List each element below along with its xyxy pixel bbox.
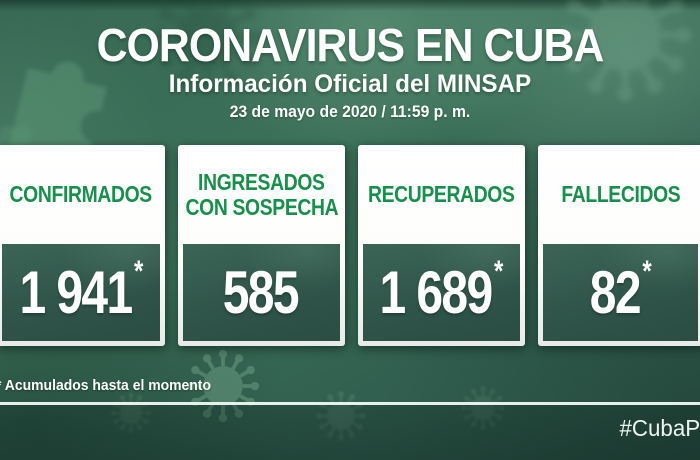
stat-value-panel: 1 941 * xyxy=(2,244,160,341)
stat-card-confirmados: CONFIRMADOS 1 941 * xyxy=(0,145,165,346)
footer-band xyxy=(0,405,700,460)
stat-value: 1 689 xyxy=(379,258,494,326)
hashtag-label: #CubaP xyxy=(619,415,700,441)
asterisk-mark: * xyxy=(133,254,143,288)
stat-value: 82 xyxy=(589,258,642,326)
stat-label-line1: CONFIRMADOS xyxy=(9,181,153,207)
stat-label-line1: RECUPERADOS xyxy=(368,181,515,207)
footer-divider-line xyxy=(0,402,700,405)
stat-value: 585 xyxy=(222,258,300,326)
stat-card-recuperados: RECUPERADOS 1 689 * xyxy=(358,145,525,346)
stat-card-label: RECUPERADOS xyxy=(358,145,525,244)
page-subtitle: Información Oficial del MINSAP xyxy=(168,70,532,98)
asterisk-mark: * xyxy=(642,254,652,288)
stat-card-fallecidos: FALLECIDOS 82 * xyxy=(538,145,700,346)
stat-card-label: INGRESADOS CON SOSPECHA xyxy=(178,145,345,244)
report-date: 23 de mayo de 2020 / 11:59 p. m. xyxy=(229,103,471,121)
stat-value-panel: 585 xyxy=(183,244,340,341)
stat-label-line2: CON SOSPECHA xyxy=(185,193,338,220)
stat-value-panel: 82 * xyxy=(543,244,698,341)
header: CORONAVIRUS EN CUBA Información Oficial … xyxy=(0,22,700,122)
stat-card-ingresados: INGRESADOS CON SOSPECHA 585 xyxy=(178,145,345,346)
stat-value-panel: 1 689 * xyxy=(363,244,520,341)
asterisk-mark: * xyxy=(494,254,504,288)
stat-card-label: FALLECIDOS xyxy=(538,145,700,244)
page-title: CORONAVIRUS EN CUBA xyxy=(96,19,605,71)
stat-label-line1: INGRESADOS xyxy=(198,168,325,195)
stat-value: 1 941 xyxy=(19,258,133,326)
stat-card-label: CONFIRMADOS xyxy=(0,145,165,244)
cumulative-footnote: * Acumulados hasta el momento xyxy=(0,377,211,394)
stat-label-line1: FALLECIDOS xyxy=(560,181,680,207)
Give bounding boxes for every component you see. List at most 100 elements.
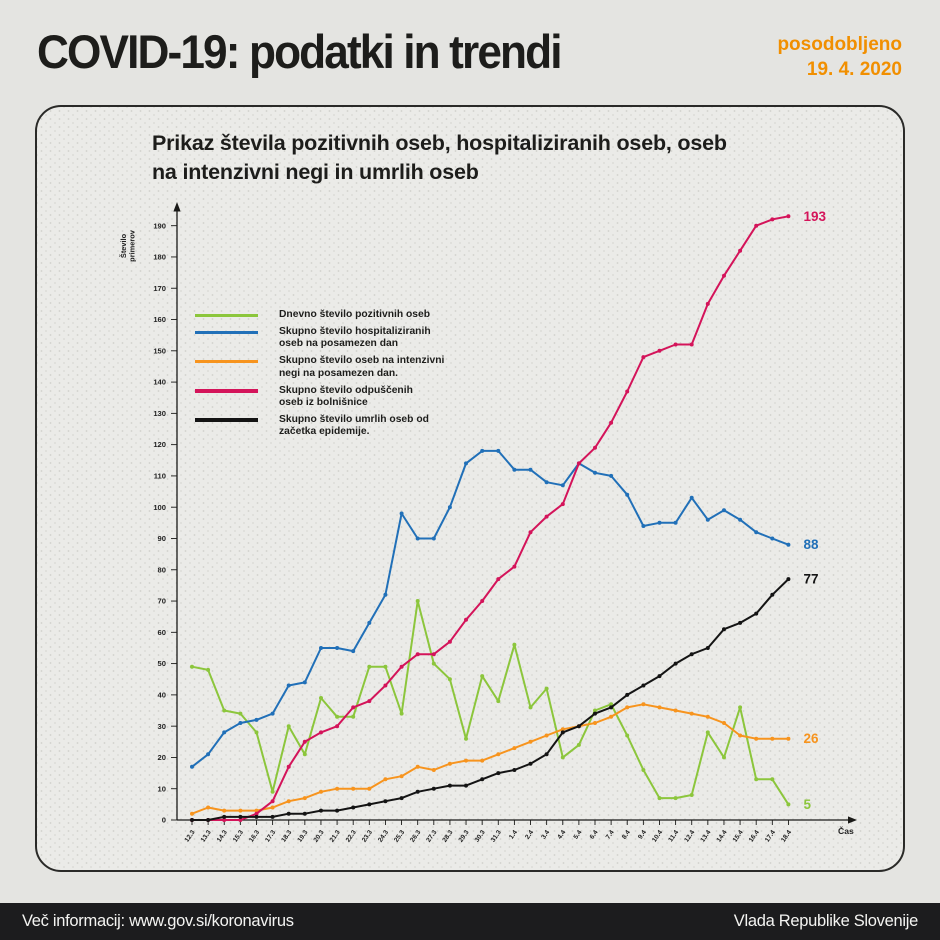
svg-text:10.4: 10.4: [651, 829, 664, 844]
chart-legend: Dnevno število pozitivnih oseb Skupno št…: [195, 309, 465, 438]
svg-text:180: 180: [153, 253, 166, 262]
svg-text:9.4: 9.4: [637, 829, 648, 841]
svg-text:0: 0: [162, 816, 166, 825]
chart-title: Prikaz števila pozitivnih oseb, hospital…: [152, 129, 852, 186]
series-positive: 5: [190, 599, 811, 812]
x-axis-title: Čas: [838, 825, 854, 836]
svg-text:4.4: 4.4: [556, 829, 567, 841]
page-header: COVID-19: podatki in trendi posodobljeno…: [0, 0, 940, 105]
series-deaths: 77: [190, 572, 818, 822]
svg-text:130: 130: [153, 409, 166, 418]
svg-text:90: 90: [158, 534, 166, 543]
svg-text:14.3: 14.3: [216, 829, 229, 844]
page-title: COVID-19: podatki in trendi: [37, 25, 563, 78]
svg-text:18.3: 18.3: [280, 829, 293, 844]
legend-item-icu: Skupno število oseb na intenzivni negi n…: [195, 355, 465, 379]
updated-label: posodobljeno: [777, 34, 902, 55]
svg-text:2.4: 2.4: [524, 829, 535, 841]
svg-text:120: 120: [153, 440, 166, 449]
y-axis-ticks: 0 10 20 30 40 50 60 70 80 90 100 110 120 130 140 150 160…: [153, 221, 177, 825]
legend-item-discharged: Skupno število odpuščenih oseb iz bolniš…: [195, 385, 465, 409]
svg-text:27.3: 27.3: [425, 829, 438, 844]
svg-text:40: 40: [158, 690, 166, 699]
svg-text:100: 100: [153, 503, 166, 512]
series-hospitalized: 88: [190, 448, 819, 769]
x-axis-arrow-icon: [848, 816, 857, 824]
svg-text:17.3: 17.3: [264, 829, 277, 844]
legend-item-positive: Dnevno število pozitivnih oseb: [195, 309, 465, 321]
svg-text:5.4: 5.4: [573, 829, 584, 841]
svg-text:24.3: 24.3: [377, 829, 390, 844]
legend-swatch-deaths: [195, 418, 258, 422]
y-axis-arrow-icon: [173, 202, 181, 212]
svg-text:30: 30: [158, 722, 166, 731]
legend-item-deaths: Skupno število umrlih oseb od začetka ep…: [195, 414, 465, 438]
series-discharged: 193: [190, 209, 826, 822]
svg-text:28.3: 28.3: [441, 829, 454, 844]
svg-text:12.3: 12.3: [184, 829, 197, 844]
svg-text:190: 190: [153, 221, 166, 230]
svg-text:110: 110: [154, 472, 166, 481]
svg-text:16.4: 16.4: [748, 829, 761, 844]
updated-date: 19. 4. 2020: [806, 58, 902, 80]
svg-text:150: 150: [153, 346, 166, 355]
legend-swatch-discharged: [195, 389, 258, 393]
end-label-deaths: 77: [803, 572, 818, 587]
svg-text:70: 70: [158, 597, 166, 606]
svg-text:18.4: 18.4: [780, 829, 793, 844]
svg-text:13.4: 13.4: [699, 829, 712, 844]
svg-text:14.4: 14.4: [715, 829, 728, 844]
svg-text:140: 140: [153, 378, 166, 387]
svg-text:26.3: 26.3: [409, 829, 422, 844]
svg-text:25.3: 25.3: [393, 829, 406, 844]
end-label-icu: 26: [803, 731, 819, 746]
legend-label-hospitalized: Skupno število hospitaliziranih oseb na …: [279, 326, 431, 350]
end-label-discharged: 193: [803, 209, 826, 224]
footer-info-link: Več informacij: www.gov.si/koronavirus: [22, 912, 294, 930]
svg-text:60: 60: [158, 628, 166, 637]
legend-swatch-positive: [195, 313, 258, 317]
svg-text:23.3: 23.3: [361, 829, 374, 844]
svg-text:29.3: 29.3: [458, 829, 471, 844]
svg-text:3.4: 3.4: [540, 829, 551, 841]
svg-text:15.3: 15.3: [232, 829, 245, 844]
svg-text:21.3: 21.3: [329, 829, 342, 844]
svg-text:20: 20: [158, 753, 166, 762]
svg-text:22.3: 22.3: [345, 829, 358, 844]
axes: [173, 202, 857, 824]
chart-title-line-1: Prikaz števila pozitivnih oseb, hospital…: [152, 131, 727, 155]
x-axis-ticks: 12.3 13.3 14.3 15.3 16.3 17.3 18.3 19.3 20.3 21.3…: [184, 820, 793, 844]
svg-text:13.3: 13.3: [200, 829, 213, 844]
chart-panel: Prikaz števila pozitivnih oseb, hospital…: [35, 105, 905, 872]
end-label-positive: 5: [803, 797, 811, 812]
updated-stamp: posodobljeno 19. 4. 2020: [777, 33, 902, 82]
svg-text:160: 160: [153, 315, 166, 324]
svg-text:1.4: 1.4: [508, 829, 519, 841]
svg-text:170: 170: [153, 284, 166, 293]
svg-text:30.3: 30.3: [474, 829, 487, 844]
svg-text:17.4: 17.4: [764, 829, 777, 844]
svg-text:16.3: 16.3: [248, 829, 261, 844]
page-footer: Več informacij: www.gov.si/koronavirus V…: [0, 903, 940, 940]
svg-text:7.4: 7.4: [605, 829, 616, 841]
svg-text:80: 80: [158, 565, 166, 574]
series-icu: 26: [190, 702, 819, 816]
chart-canvas: 0 10 20 30 40 50 60 70 80 90 100 110 120 130 140 150 160…: [119, 202, 857, 844]
footer-government-name: Vlada Republike Slovenije: [733, 912, 919, 930]
chart-title-line-2: na intenzivni negi in umrlih oseb: [152, 159, 479, 184]
legend-item-hospitalized: Skupno število hospitaliziranih oseb na …: [195, 326, 465, 350]
legend-swatch-hospitalized: [195, 330, 258, 335]
svg-text:10: 10: [158, 784, 166, 793]
y-axis-title: Številoprimerov: [119, 229, 137, 262]
svg-text:19.3: 19.3: [296, 829, 309, 844]
legend-label-deaths: Skupno število umrlih oseb od začetka ep…: [279, 413, 429, 438]
svg-text:50: 50: [158, 659, 166, 668]
legend-label-icu: Skupno število oseb na intenzivni negi n…: [279, 355, 445, 379]
svg-text:6.4: 6.4: [589, 829, 600, 841]
svg-text:12.4: 12.4: [683, 829, 696, 844]
legend-swatch-icu: [195, 359, 258, 364]
svg-text:8.4: 8.4: [621, 829, 632, 841]
svg-text:31.3: 31.3: [490, 829, 503, 844]
legend-label-discharged: Skupno število odpuščenih oseb iz bolniš…: [279, 384, 413, 408]
legend-label-positive: Dnevno število pozitivnih oseb: [279, 309, 431, 320]
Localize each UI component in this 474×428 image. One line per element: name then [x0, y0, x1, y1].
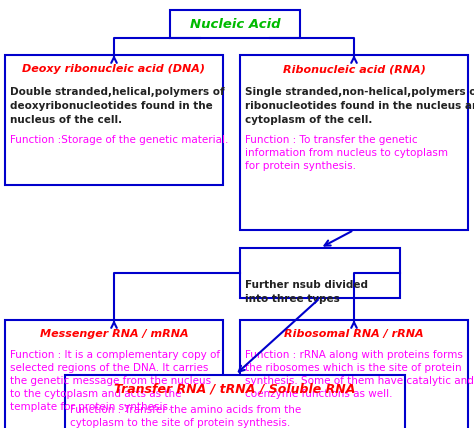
Bar: [5, 55, 223, 185]
Bar: [240, 55, 468, 230]
Text: Function :Storage of the genetic material.: Function :Storage of the genetic materia…: [10, 135, 228, 145]
Text: Transfer RNA / tRNA / Soluble RNA: Transfer RNA / tRNA / Soluble RNA: [114, 383, 356, 395]
Text: cytoplasm to the site of protein synthesis.: cytoplasm to the site of protein synthes…: [70, 418, 290, 428]
Text: coenzyme functions as well.: coenzyme functions as well.: [245, 389, 392, 399]
Bar: [240, 248, 400, 298]
Text: into three types: into three types: [245, 294, 340, 304]
Text: Single stranded,non-helical,polymers of: Single stranded,non-helical,polymers of: [245, 87, 474, 97]
Text: Nucleic Acid: Nucleic Acid: [190, 18, 280, 30]
Text: for protein synthesis.: for protein synthesis.: [245, 161, 356, 171]
Text: Further nsub divided: Further nsub divided: [245, 280, 368, 290]
Text: Deoxy ribonucleic acid (DNA): Deoxy ribonucleic acid (DNA): [22, 64, 206, 74]
Text: nucleus of the cell.: nucleus of the cell.: [10, 115, 122, 125]
Text: information from nucleus to cytoplasm: information from nucleus to cytoplasm: [245, 148, 448, 158]
Bar: [65, 375, 405, 428]
Text: Double stranded,helical,polymers of: Double stranded,helical,polymers of: [10, 87, 225, 97]
Text: Function : rRNA along with proteins forms: Function : rRNA along with proteins form…: [245, 350, 463, 360]
Text: Messenger RNA / mRNA: Messenger RNA / mRNA: [40, 329, 188, 339]
Text: ribonucleotides found in the nucleus and: ribonucleotides found in the nucleus and: [245, 101, 474, 111]
Text: Function : Transfer the amino acids from the: Function : Transfer the amino acids from…: [70, 405, 301, 415]
Bar: [170, 10, 300, 38]
Text: Ribonucleic acid (RNA): Ribonucleic acid (RNA): [283, 64, 426, 74]
Text: deoxyribonucleotides found in the: deoxyribonucleotides found in the: [10, 101, 213, 111]
Text: to the cytoplasm and acts as the: to the cytoplasm and acts as the: [10, 389, 182, 399]
Text: Function : To transfer the genetic: Function : To transfer the genetic: [245, 135, 418, 145]
Bar: [5, 320, 223, 428]
Text: the ribosomes which is the site of protein: the ribosomes which is the site of prote…: [245, 363, 462, 373]
Text: Ribosomal RNA / rRNA: Ribosomal RNA / rRNA: [284, 329, 424, 339]
Text: selected regions of the DNA. It carries: selected regions of the DNA. It carries: [10, 363, 209, 373]
Bar: [240, 320, 468, 428]
Text: Function : It is a complementary copy of: Function : It is a complementary copy of: [10, 350, 220, 360]
Text: cytoplasm of the cell.: cytoplasm of the cell.: [245, 115, 373, 125]
Text: synthesis. Some of them have catalytic and: synthesis. Some of them have catalytic a…: [245, 376, 474, 386]
Text: template for protein synthesis.: template for protein synthesis.: [10, 402, 172, 412]
Text: the genetic message from the nucleus: the genetic message from the nucleus: [10, 376, 211, 386]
+---+
§ DIRECTIONS
A complete answer lists every line of the listing above that holds the word "card".

§ TASK OUTPUT
stat-card-confirmados: CONFIRMADOS 1 941 * xyxy=(0,145,165,346)
stat-card-recuperados: RECUPERADOS 1 689 * xyxy=(358,145,525,346)
stat-card-label: RECUPERADOS xyxy=(358,145,525,244)
stat-card-fallecidos: FALLECIDOS 82 * xyxy=(538,145,700,346)
stat-card-label: INGRESADOS CON SOSPECHA xyxy=(178,145,345,244)
stat-card-ingresados: INGRESADOS CON SOSPECHA 585 xyxy=(178,145,345,346)
stat-card-label: FALLECIDOS xyxy=(538,145,700,244)
stat-card-label: CONFIRMADOS xyxy=(0,145,165,244)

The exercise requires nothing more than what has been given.